__Work required__
Read the data and repeat all of it exactly.

__Data for the task__
════

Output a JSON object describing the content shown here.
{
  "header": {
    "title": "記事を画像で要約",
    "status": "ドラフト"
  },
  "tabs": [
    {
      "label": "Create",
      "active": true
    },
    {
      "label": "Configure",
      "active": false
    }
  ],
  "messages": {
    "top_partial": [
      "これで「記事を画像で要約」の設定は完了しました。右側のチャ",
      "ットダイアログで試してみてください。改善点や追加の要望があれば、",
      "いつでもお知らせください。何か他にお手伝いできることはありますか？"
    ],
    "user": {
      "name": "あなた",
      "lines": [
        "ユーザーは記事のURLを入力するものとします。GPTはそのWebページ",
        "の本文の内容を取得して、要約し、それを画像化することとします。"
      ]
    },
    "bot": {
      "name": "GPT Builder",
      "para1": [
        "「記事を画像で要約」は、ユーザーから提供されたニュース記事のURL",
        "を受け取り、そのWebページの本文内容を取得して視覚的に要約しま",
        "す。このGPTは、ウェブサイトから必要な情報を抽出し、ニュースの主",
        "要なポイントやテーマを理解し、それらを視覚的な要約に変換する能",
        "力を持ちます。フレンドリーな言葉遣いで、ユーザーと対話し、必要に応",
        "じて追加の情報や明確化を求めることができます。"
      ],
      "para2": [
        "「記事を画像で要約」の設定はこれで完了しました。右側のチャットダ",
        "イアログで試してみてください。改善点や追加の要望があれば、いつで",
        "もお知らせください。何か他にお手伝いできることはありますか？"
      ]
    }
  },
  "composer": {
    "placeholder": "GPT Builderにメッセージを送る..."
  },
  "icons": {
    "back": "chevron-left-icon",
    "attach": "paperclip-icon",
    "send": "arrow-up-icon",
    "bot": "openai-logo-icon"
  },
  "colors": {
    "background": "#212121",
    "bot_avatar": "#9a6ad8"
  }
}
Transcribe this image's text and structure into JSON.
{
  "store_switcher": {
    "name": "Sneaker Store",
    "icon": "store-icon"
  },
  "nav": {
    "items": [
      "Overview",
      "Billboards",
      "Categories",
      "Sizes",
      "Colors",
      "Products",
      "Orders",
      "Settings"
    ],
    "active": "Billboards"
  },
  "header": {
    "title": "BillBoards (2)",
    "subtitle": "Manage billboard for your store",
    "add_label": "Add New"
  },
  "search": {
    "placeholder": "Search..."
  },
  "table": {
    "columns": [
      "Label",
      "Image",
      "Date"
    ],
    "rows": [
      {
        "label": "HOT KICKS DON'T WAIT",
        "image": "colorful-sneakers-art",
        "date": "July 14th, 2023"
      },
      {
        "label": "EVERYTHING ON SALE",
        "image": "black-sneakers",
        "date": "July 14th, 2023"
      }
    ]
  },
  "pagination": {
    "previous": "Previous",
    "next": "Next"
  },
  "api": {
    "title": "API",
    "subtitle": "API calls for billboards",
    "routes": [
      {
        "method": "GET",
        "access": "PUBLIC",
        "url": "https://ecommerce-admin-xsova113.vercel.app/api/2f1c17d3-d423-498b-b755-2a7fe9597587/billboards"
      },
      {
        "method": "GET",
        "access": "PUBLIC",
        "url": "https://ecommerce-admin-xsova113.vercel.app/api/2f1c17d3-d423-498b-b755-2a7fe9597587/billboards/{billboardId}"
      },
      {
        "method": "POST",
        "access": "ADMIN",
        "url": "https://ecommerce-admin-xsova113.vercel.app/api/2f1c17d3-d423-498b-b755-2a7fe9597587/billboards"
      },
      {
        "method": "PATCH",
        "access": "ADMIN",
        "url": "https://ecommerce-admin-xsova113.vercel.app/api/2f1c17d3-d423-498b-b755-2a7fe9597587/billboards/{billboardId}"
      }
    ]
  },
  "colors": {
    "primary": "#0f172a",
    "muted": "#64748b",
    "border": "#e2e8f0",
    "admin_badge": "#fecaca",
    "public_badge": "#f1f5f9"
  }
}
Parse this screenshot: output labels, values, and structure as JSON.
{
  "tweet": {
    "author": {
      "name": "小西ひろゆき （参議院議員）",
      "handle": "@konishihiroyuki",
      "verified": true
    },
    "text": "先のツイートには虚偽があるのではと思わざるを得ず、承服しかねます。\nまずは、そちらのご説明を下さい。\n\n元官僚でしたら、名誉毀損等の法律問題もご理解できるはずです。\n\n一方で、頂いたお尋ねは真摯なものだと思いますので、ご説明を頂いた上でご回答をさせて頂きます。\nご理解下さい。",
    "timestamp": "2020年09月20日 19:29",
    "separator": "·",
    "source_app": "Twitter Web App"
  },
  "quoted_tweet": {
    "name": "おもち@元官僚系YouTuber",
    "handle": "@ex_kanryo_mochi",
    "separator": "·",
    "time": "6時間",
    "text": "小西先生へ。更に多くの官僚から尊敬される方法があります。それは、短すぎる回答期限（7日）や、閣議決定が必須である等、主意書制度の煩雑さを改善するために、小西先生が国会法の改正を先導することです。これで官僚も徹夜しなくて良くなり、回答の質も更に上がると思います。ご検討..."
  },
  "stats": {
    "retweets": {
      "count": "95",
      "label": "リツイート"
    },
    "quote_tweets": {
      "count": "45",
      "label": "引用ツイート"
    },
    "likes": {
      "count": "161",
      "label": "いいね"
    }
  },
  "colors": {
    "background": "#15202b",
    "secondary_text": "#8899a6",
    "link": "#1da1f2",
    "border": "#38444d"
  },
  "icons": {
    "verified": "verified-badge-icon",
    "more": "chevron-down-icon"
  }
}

════

__Solution for this exercise__
Output a JSON object describing the content shown here.
{
  "header": {
    "title": "記事を画像で要約",
    "status": "ドラフト"
  },
  "tabs": [
    {
      "label": "Create",
      "active": true
    },
    {
      "label": "Configure",
      "active": false
    }
  ],
  "messages": {
    "top_partial": [
      "これで「記事を画像で要約」の設定は完了しました。右側のチャ",
      "ットダイアログで試してみてください。改善点や追加の要望があれば、",
      "いつでもお知らせください。何か他にお手伝いできることはありますか？"
    ],
    "user": {
      "name": "あなた",
      "lines": [
        "ユーザーは記事のURLを入力するものとします。GPTはそのWebページ",
        "の本文の内容を取得して、要約し、それを画像化することとします。"
      ]
    },
    "bot": {
      "name": "GPT Builder",
      "para1": [
        "「記事を画像で要約」は、ユーザーから提供されたニュース記事のURL",
        "を受け取り、そのWebページの本文内容を取得して視覚的に要約しま",
        "す。このGPTは、ウェブサイトから必要な情報を抽出し、ニュースの主",
        "要なポイントやテーマを理解し、それらを視覚的な要約に変換する能",
        "力を持ちます。フレンドリーな言葉遣いで、ユーザーと対話し、必要に応",
        "じて追加の情報や明確化を求めることができます。"
      ],
      "para2": [
        "「記事を画像で要約」の設定はこれで完了しました。右側のチャットダ",
        "イアログで試してみてください。改善点や追加の要望があれば、いつで",
        "もお知らせください。何か他にお手伝いできることはありますか？"
      ]
    }
  },
  "composer": {
    "placeholder": "GPT Builderにメッセージを送る..."
  },
  "icons": {
    "back": "chevron-left-icon",
    "attach": "paperclip-icon",
    "send": "arrow-up-icon",
    "bot": "openai-logo-icon"
  },
  "colors": {
    "background": "#212121",
    "bot_avatar": "#9a6ad8"
  }
}
Transcribe this image's text and structure into JSON.
{
  "store_switcher": {
    "name": "Sneaker Store",
    "icon": "store-icon"
  },
  "nav": {
    "items": [
      "Overview",
      "Billboards",
      "Categories",
      "Sizes",
      "Colors",
      "Products",
      "Orders",
      "Settings"
    ],
    "active": "Billboards"
  },
  "header": {
    "title": "BillBoards (2)",
    "subtitle": "Manage billboard for your store",
    "add_label": "Add New"
  },
  "search": {
    "placeholder": "Search..."
  },
  "table": {
    "columns": [
      "Label",
      "Image",
      "Date"
    ],
    "rows": [
      {
        "label": "HOT KICKS DON'T WAIT",
        "image": "colorful-sneakers-art",
        "date": "July 14th, 2023"
      },
      {
        "label": "EVERYTHING ON SALE",
        "image": "black-sneakers",
        "date": "July 14th, 2023"
      }
    ]
  },
  "pagination": {
    "previous": "Previous",
    "next": "Next"
  },
  "api": {
    "title": "API",
    "subtitle": "API calls for billboards",
    "routes": [
      {
        "method": "GET",
        "access": "PUBLIC",
        "url": "https://ecommerce-admin-xsova113.vercel.app/api/2f1c17d3-d423-498b-b755-2a7fe9597587/billboards"
      },
      {
        "method": "GET",
        "access": "PUBLIC",
        "url": "https://ecommerce-admin-xsova113.vercel.app/api/2f1c17d3-d423-498b-b755-2a7fe9597587/billboards/{billboardId}"
      },
      {
        "method": "POST",
        "access": "ADMIN",
        "url": "https://ecommerce-admin-xsova113.vercel.app/api/2f1c17d3-d423-498b-b755-2a7fe9597587/billboards"
      },
      {
        "method": "PATCH",
        "access": "ADMIN",
        "url": "https://ecommerce-admin-xsova113.vercel.app/api/2f1c17d3-d423-498b-b755-2a7fe9597587/billboards/{billboardId}"
      }
    ]
  },
  "colors": {
    "primary": "#0f172a",
    "muted": "#64748b",
    "border": "#e2e8f0",
    "admin_badge": "#fecaca",
    "public_badge": "#f1f5f9"
  }
}
Parse this screenshot: output labels, values, and structure as JSON.
{
  "tweet": {
    "author": {
      "name": "小西ひろゆき （参議院議員）",
      "handle": "@konishihiroyuki",
      "verified": true
    },
    "text": "先のツイートには虚偽があるのではと思わざるを得ず、承服しかねます。\nまずは、そちらのご説明を下さい。\n\n元官僚でしたら、名誉毀損等の法律問題もご理解できるはずです。\n\n一方で、頂いたお尋ねは真摯なものだと思いますので、ご説明を頂いた上でご回答をさせて頂きます。\nご理解下さい。",
    "timestamp": "2020年09月20日 19:29",
    "separator": "·",
    "source_app": "Twitter Web App"
  },
  "quoted_tweet": {
    "name": "おもち@元官僚系YouTuber",
    "handle": "@ex_kanryo_mochi",
    "separator": "·",
    "time": "6時間",
    "text": "小西先生へ。更に多くの官僚から尊敬される方法があります。それは、短すぎる回答期限（7日）や、閣議決定が必須である等、主意書制度の煩雑さを改善するために、小西先生が国会法の改正を先導することです。これで官僚も徹夜しなくて良くなり、回答の質も更に上がると思います。ご検討..."
  },
  "stats": {
    "retweets": {
      "count": "95",
      "label": "リツイート"
    },
    "quote_tweets": {
      "count": "45",
      "label": "引用ツイート"
    },
    "likes": {
      "count": "161",
      "label": "いいね"
    }
  },
  "colors": {
    "background": "#15202b",
    "secondary_text": "#8899a6",
    "link": "#1da1f2",
    "border": "#38444d"
  },
  "icons": {
    "verified": "verified-badge-icon",
    "more": "chevron-down-icon"
  }
}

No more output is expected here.